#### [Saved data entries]

------------------------------

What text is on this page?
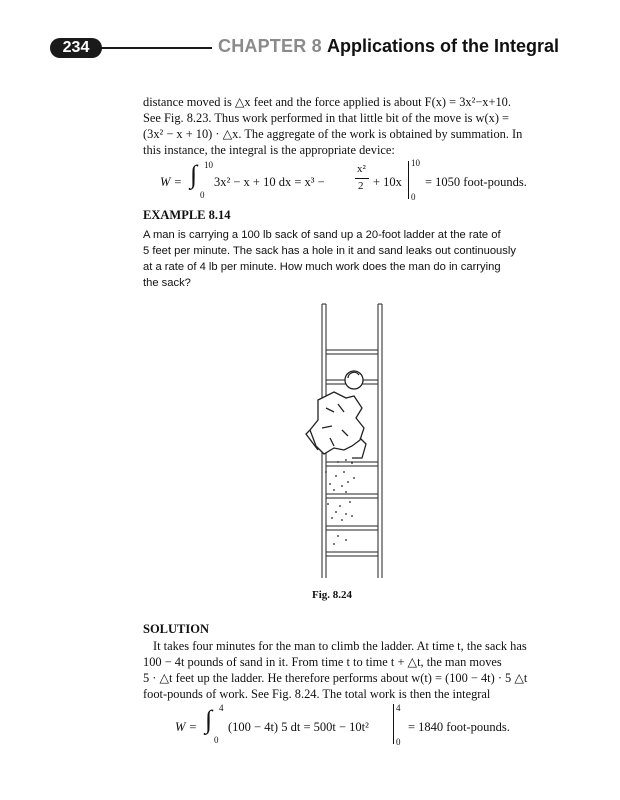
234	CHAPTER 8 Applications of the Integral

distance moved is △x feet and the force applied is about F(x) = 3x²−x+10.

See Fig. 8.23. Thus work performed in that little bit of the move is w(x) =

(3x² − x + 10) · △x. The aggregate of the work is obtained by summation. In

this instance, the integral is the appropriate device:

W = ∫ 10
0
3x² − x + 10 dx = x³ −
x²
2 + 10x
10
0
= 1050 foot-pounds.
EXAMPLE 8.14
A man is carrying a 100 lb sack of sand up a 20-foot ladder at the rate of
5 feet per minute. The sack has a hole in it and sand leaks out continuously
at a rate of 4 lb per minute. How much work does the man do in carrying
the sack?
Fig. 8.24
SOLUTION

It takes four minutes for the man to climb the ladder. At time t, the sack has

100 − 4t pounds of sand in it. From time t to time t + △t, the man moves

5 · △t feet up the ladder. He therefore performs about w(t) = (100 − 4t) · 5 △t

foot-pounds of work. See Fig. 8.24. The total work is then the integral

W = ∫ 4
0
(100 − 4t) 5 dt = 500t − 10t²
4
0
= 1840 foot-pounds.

------------------------------

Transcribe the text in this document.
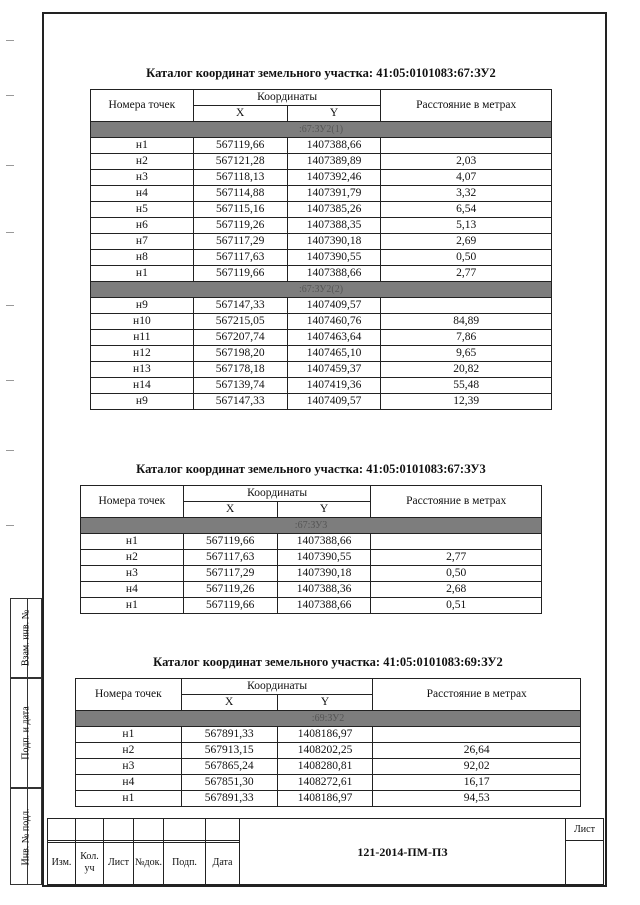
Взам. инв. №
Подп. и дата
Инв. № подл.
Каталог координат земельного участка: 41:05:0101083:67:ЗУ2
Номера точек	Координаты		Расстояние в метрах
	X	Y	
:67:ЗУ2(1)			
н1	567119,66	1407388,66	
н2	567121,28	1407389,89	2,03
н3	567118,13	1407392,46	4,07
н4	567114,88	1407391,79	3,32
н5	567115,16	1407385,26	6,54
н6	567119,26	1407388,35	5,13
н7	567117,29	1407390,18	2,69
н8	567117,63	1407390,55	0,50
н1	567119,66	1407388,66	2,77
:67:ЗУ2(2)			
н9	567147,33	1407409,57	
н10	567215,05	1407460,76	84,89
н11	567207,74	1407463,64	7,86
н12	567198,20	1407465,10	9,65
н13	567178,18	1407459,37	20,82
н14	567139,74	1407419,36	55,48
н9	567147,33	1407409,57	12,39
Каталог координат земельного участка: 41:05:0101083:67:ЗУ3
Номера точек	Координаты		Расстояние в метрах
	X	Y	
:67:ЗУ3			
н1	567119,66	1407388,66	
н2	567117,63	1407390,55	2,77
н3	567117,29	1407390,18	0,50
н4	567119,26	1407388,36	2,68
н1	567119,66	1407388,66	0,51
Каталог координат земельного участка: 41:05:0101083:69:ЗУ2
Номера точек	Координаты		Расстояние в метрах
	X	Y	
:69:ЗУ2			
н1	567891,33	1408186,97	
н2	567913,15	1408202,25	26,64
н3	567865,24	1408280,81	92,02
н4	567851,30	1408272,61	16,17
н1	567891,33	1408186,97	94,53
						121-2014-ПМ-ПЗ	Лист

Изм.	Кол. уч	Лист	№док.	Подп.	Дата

------------------------------

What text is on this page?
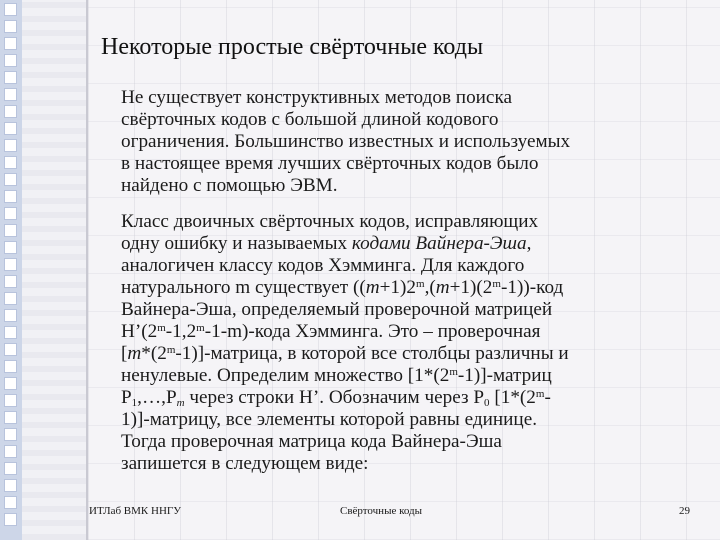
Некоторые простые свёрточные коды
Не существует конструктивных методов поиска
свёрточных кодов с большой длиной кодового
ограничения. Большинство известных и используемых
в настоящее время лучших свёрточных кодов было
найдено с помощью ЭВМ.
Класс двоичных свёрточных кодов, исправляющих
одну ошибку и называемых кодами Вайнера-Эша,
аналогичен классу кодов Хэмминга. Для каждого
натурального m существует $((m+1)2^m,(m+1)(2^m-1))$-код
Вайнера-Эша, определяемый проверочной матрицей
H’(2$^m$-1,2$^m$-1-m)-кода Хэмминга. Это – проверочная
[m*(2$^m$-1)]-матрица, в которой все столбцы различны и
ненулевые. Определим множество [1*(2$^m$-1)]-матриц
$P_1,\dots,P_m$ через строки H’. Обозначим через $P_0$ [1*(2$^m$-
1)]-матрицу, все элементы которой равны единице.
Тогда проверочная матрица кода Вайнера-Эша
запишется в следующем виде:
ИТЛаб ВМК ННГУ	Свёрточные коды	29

------------------------------

#### [What the exercise asks]
Find how many lines of the entries contain "проверочная". Respond with the number only.

#### [Reply]
2